* [TASK PROMPT]: Transcribe the listing word for word.

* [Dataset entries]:

··········

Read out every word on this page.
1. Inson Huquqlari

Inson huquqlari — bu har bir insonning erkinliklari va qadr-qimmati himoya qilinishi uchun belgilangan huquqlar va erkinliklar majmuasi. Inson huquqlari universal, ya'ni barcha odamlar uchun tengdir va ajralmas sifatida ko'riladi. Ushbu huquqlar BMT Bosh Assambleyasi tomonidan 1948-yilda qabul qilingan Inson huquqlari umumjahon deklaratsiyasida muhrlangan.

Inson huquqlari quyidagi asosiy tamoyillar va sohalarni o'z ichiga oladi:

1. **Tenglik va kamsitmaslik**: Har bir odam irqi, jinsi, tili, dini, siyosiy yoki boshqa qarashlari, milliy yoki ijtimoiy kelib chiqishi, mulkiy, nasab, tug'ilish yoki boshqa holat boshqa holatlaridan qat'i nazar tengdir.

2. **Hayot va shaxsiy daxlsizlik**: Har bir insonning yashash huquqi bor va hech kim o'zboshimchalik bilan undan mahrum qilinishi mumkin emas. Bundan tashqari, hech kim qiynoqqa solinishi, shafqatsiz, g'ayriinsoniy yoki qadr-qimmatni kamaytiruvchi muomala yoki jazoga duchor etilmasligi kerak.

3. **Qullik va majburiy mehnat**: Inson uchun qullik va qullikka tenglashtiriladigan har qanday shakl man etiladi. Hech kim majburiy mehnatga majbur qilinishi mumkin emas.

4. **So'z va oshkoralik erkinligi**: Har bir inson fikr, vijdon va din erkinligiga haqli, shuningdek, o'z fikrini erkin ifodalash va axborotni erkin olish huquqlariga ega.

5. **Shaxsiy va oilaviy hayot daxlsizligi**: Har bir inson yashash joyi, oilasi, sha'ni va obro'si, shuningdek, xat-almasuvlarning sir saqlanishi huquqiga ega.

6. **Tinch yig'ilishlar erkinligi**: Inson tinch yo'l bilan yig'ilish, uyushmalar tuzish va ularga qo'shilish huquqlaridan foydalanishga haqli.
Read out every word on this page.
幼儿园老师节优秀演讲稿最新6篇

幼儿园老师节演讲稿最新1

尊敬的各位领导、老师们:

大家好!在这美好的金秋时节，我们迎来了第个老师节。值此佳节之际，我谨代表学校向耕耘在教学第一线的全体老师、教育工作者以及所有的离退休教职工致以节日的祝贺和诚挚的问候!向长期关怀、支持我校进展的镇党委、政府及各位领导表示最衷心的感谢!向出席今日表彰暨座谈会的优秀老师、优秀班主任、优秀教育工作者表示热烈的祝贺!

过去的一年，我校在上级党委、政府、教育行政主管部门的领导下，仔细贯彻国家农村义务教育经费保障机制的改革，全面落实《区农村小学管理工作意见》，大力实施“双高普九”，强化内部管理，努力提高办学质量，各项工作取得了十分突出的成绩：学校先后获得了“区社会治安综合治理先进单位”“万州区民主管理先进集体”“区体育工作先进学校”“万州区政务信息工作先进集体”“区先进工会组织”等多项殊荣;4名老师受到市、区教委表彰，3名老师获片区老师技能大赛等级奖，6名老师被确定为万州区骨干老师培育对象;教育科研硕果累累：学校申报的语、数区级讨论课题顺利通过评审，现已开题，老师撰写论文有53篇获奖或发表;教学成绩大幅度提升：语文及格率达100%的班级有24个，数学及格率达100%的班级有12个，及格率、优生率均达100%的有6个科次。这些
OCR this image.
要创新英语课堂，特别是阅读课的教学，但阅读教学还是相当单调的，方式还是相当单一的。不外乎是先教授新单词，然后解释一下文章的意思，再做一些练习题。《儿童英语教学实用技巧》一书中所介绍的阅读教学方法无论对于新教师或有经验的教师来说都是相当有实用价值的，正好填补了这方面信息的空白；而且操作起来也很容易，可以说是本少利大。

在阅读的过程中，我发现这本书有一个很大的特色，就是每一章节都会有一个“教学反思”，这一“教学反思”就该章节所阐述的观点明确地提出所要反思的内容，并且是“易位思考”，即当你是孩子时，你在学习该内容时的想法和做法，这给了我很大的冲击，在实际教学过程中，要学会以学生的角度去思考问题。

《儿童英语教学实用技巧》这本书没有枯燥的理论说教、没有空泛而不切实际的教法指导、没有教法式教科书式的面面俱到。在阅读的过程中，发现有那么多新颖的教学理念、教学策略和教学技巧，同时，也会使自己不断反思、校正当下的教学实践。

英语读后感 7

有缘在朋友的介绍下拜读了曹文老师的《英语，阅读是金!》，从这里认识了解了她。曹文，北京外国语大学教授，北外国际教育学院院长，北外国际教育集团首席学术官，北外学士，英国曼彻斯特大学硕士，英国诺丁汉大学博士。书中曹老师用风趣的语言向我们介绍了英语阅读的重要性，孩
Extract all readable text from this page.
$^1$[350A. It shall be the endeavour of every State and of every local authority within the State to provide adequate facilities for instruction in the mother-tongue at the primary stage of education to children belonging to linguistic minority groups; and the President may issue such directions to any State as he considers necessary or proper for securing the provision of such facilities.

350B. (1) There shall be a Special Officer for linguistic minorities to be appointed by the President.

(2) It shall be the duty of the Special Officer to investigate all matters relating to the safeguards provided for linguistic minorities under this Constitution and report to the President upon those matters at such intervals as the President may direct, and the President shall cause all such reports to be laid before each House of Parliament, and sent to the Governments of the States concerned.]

··········

* [WRITTEN RESPONSE]:
Read out every word on this page.
1. Inson Huquqlari

Inson huquqlari — bu har bir insonning erkinliklari va qadr-qimmati himoya qilinishi uchun belgilangan huquqlar va erkinliklar majmuasi. Inson huquqlari universal, ya'ni barcha odamlar uchun tengdir va ajralmas sifatida ko'riladi. Ushbu huquqlar BMT Bosh Assambleyasi tomonidan 1948-yilda qabul qilingan Inson huquqlari umumjahon deklaratsiyasida muhrlangan.

Inson huquqlari quyidagi asosiy tamoyillar va sohalarni o'z ichiga oladi:

1. **Tenglik va kamsitmaslik**: Har bir odam irqi, jinsi, tili, dini, siyosiy yoki boshqa qarashlari, milliy yoki ijtimoiy kelib chiqishi, mulkiy, nasab, tug'ilish yoki boshqa holat boshqa holatlaridan qat'i nazar tengdir.

2. **Hayot va shaxsiy daxlsizlik**: Har bir insonning yashash huquqi bor va hech kim o'zboshimchalik bilan undan mahrum qilinishi mumkin emas. Bundan tashqari, hech kim qiynoqqa solinishi, shafqatsiz, g'ayriinsoniy yoki qadr-qimmatni kamaytiruvchi muomala yoki jazoga duchor etilmasligi kerak.

3. **Qullik va majburiy mehnat**: Inson uchun qullik va qullikka tenglashtiriladigan har qanday shakl man etiladi. Hech kim majburiy mehnatga majbur qilinishi mumkin emas.

4. **So'z va oshkoralik erkinligi**: Har bir inson fikr, vijdon va din erkinligiga haqli, shuningdek, o'z fikrini erkin ifodalash va axborotni erkin olish huquqlariga ega.

5. **Shaxsiy va oilaviy hayot daxlsizligi**: Har bir inson yashash joyi, oilasi, sha'ni va obro'si, shuningdek, xat-almasuvlarning sir saqlanishi huquqiga ega.

6. **Tinch yig'ilishlar erkinligi**: Inson tinch yo'l bilan yig'ilish, uyushmalar tuzish va ularga qo'shilish huquqlaridan foydalanishga haqli.
Read out every word on this page.
幼儿园老师节优秀演讲稿最新6篇

幼儿园老师节演讲稿最新1

尊敬的各位领导、老师们:

大家好!在这美好的金秋时节，我们迎来了第个老师节。值此佳节之际，我谨代表学校向耕耘在教学第一线的全体老师、教育工作者以及所有的离退休教职工致以节日的祝贺和诚挚的问候!向长期关怀、支持我校进展的镇党委、政府及各位领导表示最衷心的感谢!向出席今日表彰暨座谈会的优秀老师、优秀班主任、优秀教育工作者表示热烈的祝贺!

过去的一年，我校在上级党委、政府、教育行政主管部门的领导下，仔细贯彻国家农村义务教育经费保障机制的改革，全面落实《区农村小学管理工作意见》，大力实施“双高普九”，强化内部管理，努力提高办学质量，各项工作取得了十分突出的成绩：学校先后获得了“区社会治安综合治理先进单位”“万州区民主管理先进集体”“区体育工作先进学校”“万州区政务信息工作先进集体”“区先进工会组织”等多项殊荣;4名老师受到市、区教委表彰，3名老师获片区老师技能大赛等级奖，6名老师被确定为万州区骨干老师培育对象;教育科研硕果累累：学校申报的语、数区级讨论课题顺利通过评审，现已开题，老师撰写论文有53篇获奖或发表;教学成绩大幅度提升：语文及格率达100%的班级有24个，数学及格率达100%的班级有12个，及格率、优生率均达100%的有6个科次。这些
OCR this image.
要创新英语课堂，特别是阅读课的教学，但阅读教学还是相当单调的，方式还是相当单一的。不外乎是先教授新单词，然后解释一下文章的意思，再做一些练习题。《儿童英语教学实用技巧》一书中所介绍的阅读教学方法无论对于新教师或有经验的教师来说都是相当有实用价值的，正好填补了这方面信息的空白；而且操作起来也很容易，可以说是本少利大。

在阅读的过程中，我发现这本书有一个很大的特色，就是每一章节都会有一个“教学反思”，这一“教学反思”就该章节所阐述的观点明确地提出所要反思的内容，并且是“易位思考”，即当你是孩子时，你在学习该内容时的想法和做法，这给了我很大的冲击，在实际教学过程中，要学会以学生的角度去思考问题。

《儿童英语教学实用技巧》这本书没有枯燥的理论说教、没有空泛而不切实际的教法指导、没有教法式教科书式的面面俱到。在阅读的过程中，发现有那么多新颖的教学理念、教学策略和教学技巧，同时，也会使自己不断反思、校正当下的教学实践。

英语读后感 7

有缘在朋友的介绍下拜读了曹文老师的《英语，阅读是金!》，从这里认识了解了她。曹文，北京外国语大学教授，北外国际教育学院院长，北外国际教育集团首席学术官，北外学士，英国曼彻斯特大学硕士，英国诺丁汉大学博士。书中曹老师用风趣的语言向我们介绍了英语阅读的重要性，孩
Extract all readable text from this page.
$^1$[350A. It shall be the endeavour of every State and of every local authority within the State to provide adequate facilities for instruction in the mother-tongue at the primary stage of education to children belonging to linguistic minority groups; and the President may issue such directions to any State as he considers necessary or proper for securing the provision of such facilities.

350B. (1) There shall be a Special Officer for linguistic minorities to be appointed by the President.

(2) It shall be the duty of the Special Officer to investigate all matters relating to the safeguards provided for linguistic minorities under this Constitution and report to the President upon those matters at such intervals as the President may direct, and the President shall cause all such reports to be laid before each House of Parliament, and sent to the Governments of the States concerned.]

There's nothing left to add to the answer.